== Data entries
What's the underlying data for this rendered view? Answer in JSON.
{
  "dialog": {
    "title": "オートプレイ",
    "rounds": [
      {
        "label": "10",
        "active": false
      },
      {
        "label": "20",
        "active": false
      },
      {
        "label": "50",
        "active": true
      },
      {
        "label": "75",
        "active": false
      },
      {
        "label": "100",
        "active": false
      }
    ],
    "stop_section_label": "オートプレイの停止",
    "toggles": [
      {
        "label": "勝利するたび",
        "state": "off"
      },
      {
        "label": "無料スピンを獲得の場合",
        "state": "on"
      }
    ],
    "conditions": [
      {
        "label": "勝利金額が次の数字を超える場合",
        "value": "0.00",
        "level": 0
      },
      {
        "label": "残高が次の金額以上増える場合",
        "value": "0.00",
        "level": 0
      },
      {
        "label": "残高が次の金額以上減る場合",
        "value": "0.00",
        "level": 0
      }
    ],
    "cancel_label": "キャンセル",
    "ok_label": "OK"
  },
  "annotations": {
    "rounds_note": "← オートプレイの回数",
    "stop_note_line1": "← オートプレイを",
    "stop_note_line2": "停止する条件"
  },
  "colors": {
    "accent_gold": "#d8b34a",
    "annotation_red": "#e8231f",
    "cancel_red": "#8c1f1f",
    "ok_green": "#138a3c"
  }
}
====
== Data entries
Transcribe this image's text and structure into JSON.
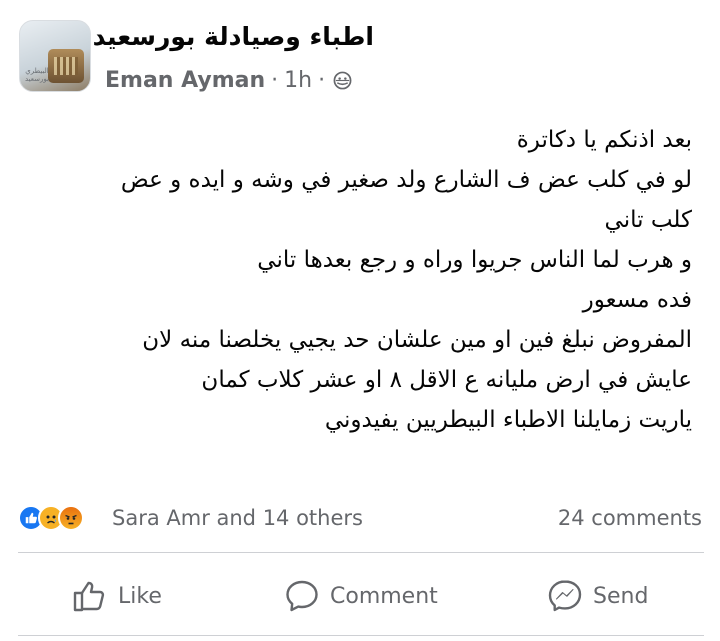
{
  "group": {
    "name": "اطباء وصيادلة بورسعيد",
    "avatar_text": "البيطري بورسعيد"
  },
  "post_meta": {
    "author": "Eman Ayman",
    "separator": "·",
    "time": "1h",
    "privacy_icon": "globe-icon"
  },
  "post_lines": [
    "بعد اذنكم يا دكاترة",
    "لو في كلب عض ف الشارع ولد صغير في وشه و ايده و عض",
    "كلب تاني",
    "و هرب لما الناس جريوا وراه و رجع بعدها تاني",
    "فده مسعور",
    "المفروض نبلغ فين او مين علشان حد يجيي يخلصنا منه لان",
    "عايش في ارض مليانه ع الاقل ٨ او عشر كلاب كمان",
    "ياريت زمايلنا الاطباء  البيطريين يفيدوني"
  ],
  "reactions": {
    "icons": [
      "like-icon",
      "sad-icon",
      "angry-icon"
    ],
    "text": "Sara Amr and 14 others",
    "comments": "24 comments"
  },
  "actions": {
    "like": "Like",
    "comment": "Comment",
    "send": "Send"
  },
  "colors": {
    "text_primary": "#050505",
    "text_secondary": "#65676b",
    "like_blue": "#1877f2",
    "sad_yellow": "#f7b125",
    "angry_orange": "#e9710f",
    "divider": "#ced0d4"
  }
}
====
**Request**
Search the records for the string "تاني" and return every line in which it occurs.

**Output below**
    "كلب تاني",
    "و هرب لما الناس جريوا وراه و رجع بعدها تاني",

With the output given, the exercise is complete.